From the data that follows, report how many lines hold the string "Oversaw", giving only the number.

◆ ◆ ◆ ◆

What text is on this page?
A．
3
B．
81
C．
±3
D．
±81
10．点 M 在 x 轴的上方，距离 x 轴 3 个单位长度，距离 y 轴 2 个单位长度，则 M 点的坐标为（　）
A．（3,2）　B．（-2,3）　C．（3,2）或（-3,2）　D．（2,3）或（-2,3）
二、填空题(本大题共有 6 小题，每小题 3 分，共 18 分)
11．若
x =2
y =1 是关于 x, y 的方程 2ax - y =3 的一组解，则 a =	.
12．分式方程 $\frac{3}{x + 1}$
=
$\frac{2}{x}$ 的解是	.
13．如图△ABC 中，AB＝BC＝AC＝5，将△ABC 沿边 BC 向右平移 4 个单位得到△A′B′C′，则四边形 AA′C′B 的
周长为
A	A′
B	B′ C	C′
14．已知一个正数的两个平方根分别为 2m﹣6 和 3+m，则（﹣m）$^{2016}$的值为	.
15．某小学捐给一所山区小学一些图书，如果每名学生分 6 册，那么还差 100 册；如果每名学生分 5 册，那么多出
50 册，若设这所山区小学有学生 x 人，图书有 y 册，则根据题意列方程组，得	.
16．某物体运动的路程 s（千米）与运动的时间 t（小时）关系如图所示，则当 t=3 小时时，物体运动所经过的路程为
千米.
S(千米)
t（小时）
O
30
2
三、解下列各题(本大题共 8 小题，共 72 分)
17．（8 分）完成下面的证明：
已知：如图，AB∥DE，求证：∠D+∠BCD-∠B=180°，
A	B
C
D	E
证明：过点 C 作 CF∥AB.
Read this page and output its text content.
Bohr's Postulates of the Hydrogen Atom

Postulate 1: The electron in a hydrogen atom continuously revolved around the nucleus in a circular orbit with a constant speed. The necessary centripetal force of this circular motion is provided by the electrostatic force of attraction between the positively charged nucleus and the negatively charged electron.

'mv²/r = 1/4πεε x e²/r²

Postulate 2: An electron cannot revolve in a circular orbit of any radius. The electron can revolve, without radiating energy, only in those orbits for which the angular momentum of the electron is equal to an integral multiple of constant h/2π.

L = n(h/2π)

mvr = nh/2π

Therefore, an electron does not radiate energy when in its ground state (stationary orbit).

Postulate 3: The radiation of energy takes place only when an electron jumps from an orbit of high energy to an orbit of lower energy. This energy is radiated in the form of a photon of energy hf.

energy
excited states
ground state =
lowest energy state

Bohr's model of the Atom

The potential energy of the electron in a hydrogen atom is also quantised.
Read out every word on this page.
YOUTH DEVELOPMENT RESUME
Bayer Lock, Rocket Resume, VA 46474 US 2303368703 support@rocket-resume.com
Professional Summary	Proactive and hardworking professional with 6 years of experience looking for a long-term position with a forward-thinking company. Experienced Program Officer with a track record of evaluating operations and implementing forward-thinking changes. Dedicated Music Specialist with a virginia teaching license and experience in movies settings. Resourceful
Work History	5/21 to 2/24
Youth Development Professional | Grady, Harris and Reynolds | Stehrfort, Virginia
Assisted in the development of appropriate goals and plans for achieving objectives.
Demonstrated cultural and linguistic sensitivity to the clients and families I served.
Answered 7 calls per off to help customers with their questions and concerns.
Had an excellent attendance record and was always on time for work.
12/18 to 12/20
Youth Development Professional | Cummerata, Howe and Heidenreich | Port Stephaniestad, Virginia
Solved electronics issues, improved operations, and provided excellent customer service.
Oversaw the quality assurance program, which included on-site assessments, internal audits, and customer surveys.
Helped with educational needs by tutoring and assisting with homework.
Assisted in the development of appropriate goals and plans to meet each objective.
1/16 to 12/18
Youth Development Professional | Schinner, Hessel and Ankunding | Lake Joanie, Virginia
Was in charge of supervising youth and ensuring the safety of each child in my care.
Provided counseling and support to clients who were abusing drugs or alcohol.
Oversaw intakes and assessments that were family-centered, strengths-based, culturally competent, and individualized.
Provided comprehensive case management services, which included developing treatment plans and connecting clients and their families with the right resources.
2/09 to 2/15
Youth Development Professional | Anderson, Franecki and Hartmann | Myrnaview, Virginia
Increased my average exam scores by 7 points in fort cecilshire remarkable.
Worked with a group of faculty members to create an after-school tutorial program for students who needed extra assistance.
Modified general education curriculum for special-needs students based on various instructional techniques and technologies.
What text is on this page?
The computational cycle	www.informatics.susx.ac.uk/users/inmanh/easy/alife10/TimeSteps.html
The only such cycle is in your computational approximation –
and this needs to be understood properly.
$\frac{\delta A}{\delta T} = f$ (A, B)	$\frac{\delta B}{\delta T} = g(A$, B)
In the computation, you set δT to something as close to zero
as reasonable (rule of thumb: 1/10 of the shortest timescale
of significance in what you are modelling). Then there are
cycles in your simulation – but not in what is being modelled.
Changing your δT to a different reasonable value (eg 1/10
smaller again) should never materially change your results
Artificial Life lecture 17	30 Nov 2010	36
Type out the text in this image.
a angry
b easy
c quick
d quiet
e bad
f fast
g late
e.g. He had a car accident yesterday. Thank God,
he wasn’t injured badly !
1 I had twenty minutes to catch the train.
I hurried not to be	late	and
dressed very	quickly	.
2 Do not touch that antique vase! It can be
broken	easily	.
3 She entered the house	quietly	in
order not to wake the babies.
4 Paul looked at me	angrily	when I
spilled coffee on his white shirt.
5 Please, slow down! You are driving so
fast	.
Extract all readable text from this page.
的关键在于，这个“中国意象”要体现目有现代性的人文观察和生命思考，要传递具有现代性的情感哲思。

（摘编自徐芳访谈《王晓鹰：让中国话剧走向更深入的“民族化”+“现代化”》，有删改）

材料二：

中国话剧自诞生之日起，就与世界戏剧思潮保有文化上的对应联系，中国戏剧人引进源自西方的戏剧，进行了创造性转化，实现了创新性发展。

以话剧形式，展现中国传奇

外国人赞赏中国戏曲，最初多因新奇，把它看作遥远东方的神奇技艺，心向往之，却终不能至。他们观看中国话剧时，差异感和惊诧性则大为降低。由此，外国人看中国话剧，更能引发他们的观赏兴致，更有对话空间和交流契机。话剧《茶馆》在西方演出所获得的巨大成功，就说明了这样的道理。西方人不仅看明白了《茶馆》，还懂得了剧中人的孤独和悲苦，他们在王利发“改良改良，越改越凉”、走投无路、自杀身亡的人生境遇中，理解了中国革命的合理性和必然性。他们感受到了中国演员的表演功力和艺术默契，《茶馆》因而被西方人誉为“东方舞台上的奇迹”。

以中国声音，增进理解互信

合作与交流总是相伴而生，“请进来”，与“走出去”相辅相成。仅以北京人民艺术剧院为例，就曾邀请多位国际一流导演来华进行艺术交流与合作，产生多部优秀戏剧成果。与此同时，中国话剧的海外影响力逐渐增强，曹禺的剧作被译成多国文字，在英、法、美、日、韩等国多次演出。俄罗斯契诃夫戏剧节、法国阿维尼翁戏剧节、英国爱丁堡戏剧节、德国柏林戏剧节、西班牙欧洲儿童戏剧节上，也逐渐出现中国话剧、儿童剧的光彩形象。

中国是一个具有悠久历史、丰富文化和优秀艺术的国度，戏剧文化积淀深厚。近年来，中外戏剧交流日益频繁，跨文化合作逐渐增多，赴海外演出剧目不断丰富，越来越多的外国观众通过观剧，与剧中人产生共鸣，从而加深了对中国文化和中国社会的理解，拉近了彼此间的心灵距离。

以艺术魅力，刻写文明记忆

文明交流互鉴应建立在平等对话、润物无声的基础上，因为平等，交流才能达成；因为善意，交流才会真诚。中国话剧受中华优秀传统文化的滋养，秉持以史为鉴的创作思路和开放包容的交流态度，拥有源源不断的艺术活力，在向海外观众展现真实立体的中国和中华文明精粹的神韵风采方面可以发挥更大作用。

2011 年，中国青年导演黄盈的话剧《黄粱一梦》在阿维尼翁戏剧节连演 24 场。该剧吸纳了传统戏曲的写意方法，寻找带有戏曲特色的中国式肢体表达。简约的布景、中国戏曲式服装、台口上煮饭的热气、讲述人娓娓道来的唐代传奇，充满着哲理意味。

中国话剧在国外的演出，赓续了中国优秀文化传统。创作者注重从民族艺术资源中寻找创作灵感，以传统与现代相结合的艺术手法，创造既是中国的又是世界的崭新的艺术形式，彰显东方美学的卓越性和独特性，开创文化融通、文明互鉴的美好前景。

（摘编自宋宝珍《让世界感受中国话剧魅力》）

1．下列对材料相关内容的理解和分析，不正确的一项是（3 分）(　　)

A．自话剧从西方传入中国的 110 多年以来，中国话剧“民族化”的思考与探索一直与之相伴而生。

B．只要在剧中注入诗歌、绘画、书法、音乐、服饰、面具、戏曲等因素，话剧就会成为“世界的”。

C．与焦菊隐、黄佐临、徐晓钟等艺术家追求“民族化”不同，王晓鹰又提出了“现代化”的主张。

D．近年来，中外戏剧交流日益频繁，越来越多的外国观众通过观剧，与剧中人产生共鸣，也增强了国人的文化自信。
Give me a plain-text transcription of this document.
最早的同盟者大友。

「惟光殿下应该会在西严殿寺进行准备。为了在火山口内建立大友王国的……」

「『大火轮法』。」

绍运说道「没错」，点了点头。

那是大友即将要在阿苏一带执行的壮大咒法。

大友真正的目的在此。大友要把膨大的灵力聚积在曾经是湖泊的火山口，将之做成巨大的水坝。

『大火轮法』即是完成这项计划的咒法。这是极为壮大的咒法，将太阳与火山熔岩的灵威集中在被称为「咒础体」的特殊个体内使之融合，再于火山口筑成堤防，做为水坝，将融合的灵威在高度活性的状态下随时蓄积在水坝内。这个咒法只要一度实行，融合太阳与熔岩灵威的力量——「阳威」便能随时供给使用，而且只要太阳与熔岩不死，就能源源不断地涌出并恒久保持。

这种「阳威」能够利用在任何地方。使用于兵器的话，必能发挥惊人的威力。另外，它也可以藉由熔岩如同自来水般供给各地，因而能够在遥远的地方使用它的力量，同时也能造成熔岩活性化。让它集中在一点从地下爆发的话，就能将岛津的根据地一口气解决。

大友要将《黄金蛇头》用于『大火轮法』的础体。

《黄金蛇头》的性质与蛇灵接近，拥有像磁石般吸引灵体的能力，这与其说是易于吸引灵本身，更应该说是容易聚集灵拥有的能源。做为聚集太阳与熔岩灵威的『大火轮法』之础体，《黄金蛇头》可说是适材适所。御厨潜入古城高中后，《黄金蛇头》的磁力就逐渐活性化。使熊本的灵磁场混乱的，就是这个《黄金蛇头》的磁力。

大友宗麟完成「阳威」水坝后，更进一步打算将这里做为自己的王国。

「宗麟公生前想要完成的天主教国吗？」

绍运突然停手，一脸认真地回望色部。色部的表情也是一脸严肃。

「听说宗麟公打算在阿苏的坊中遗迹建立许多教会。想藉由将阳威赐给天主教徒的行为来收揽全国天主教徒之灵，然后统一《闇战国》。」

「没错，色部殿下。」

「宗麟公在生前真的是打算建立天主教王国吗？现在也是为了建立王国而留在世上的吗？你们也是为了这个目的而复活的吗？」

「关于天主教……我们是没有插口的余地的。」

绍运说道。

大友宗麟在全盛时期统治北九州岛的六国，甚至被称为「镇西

◆ ◆ ◆ ◆

FULL RESPONSE →
2